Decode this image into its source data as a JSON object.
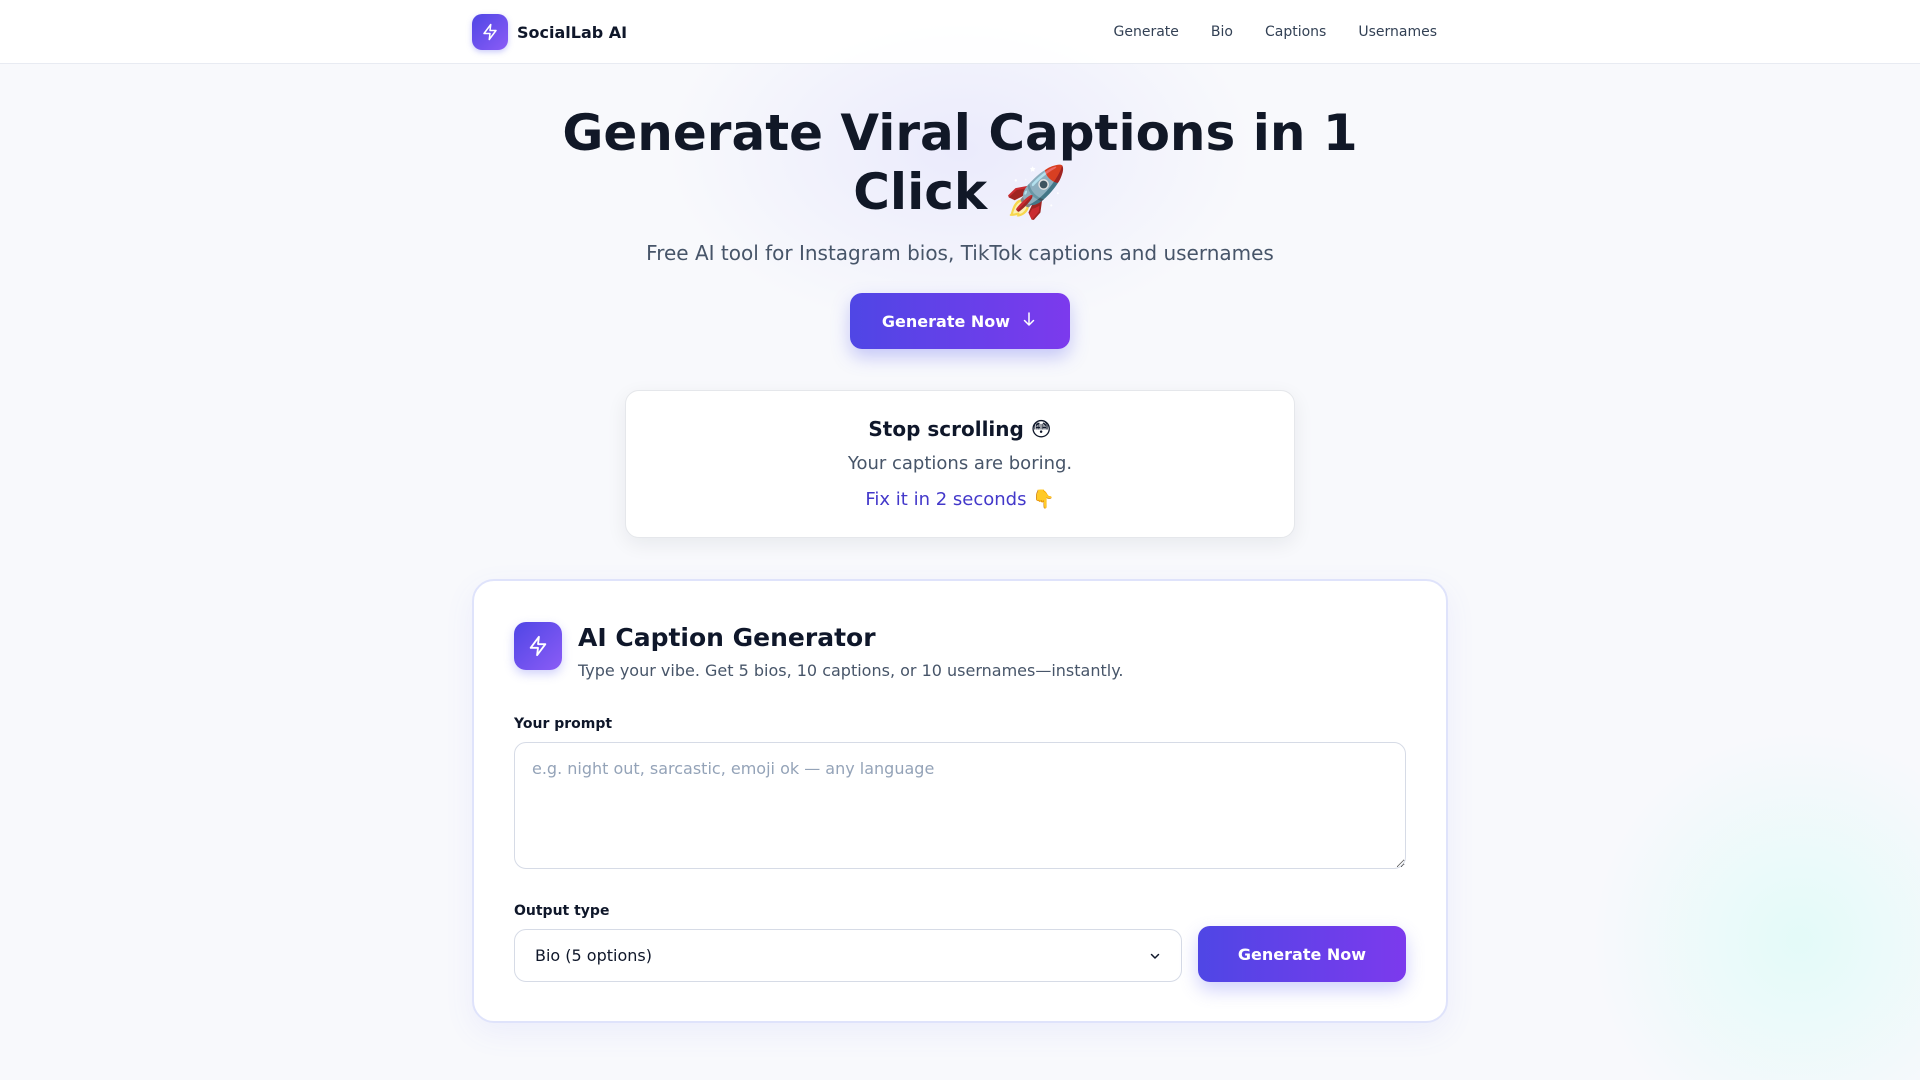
{
  "navbar": {
    "brand": "SocialLab AI",
    "links": [
      "Generate",
      "Bio",
      "Captions",
      "Usernames"
    ]
  },
  "hero": {
    "title": "Generate Viral Captions in 1 Click 🚀",
    "subtitle": "Free AI tool for Instagram bios, TikTok captions and usernames",
    "cta_label": "Generate Now"
  },
  "hook": {
    "title": "Stop scrolling 😳",
    "line": "Your captions are boring.",
    "cta": "Fix it in 2 seconds 👇"
  },
  "generator": {
    "title": "AI Caption Generator",
    "description": "Type your vibe. Get 5 bios, 10 captions, or 10 usernames—instantly.",
    "prompt_label": "Your prompt",
    "prompt_placeholder": "e.g. night out, sarcastic, emoji ok — any language",
    "prompt_value": "",
    "output_label": "Output type",
    "output_selected": "Bio (5 options)",
    "button_label": "Generate Now"
  },
  "colors": {
    "accent_start": "#4f46e5",
    "accent_end": "#7c3aed",
    "link": "#4338ca"
  },
  "icons": {
    "brand": "lightning-bolt-icon",
    "cta": "arrow-down-icon",
    "generator": "lightning-bolt-icon",
    "select": "chevron-down-icon"
  }
}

-=-=-=-=-

→ **EXERCISE DIRECTIONS**: Could you reproduce all of the data above exactly and skip any image?

→ **SOLUTION FOR THIS EXERCISE**:
Decode this image into its source data as a JSON object.
{
  "navbar": {
    "brand": "SocialLab AI",
    "links": [
      "Generate",
      "Bio",
      "Captions",
      "Usernames"
    ]
  },
  "hero": {
    "title": "Generate Viral Captions in 1 Click 🚀",
    "subtitle": "Free AI tool for Instagram bios, TikTok captions and usernames",
    "cta_label": "Generate Now"
  },
  "hook": {
    "title": "Stop scrolling 😳",
    "line": "Your captions are boring.",
    "cta": "Fix it in 2 seconds 👇"
  },
  "generator": {
    "title": "AI Caption Generator",
    "description": "Type your vibe. Get 5 bios, 10 captions, or 10 usernames—instantly.",
    "prompt_label": "Your prompt",
    "prompt_placeholder": "e.g. night out, sarcastic, emoji ok — any language",
    "prompt_value": "",
    "output_label": "Output type",
    "output_selected": "Bio (5 options)",
    "button_label": "Generate Now"
  },
  "colors": {
    "accent_start": "#4f46e5",
    "accent_end": "#7c3aed",
    "link": "#4338ca"
  },
  "icons": {
    "brand": "lightning-bolt-icon",
    "cta": "arrow-down-icon",
    "generator": "lightning-bolt-icon",
    "select": "chevron-down-icon"
  }
}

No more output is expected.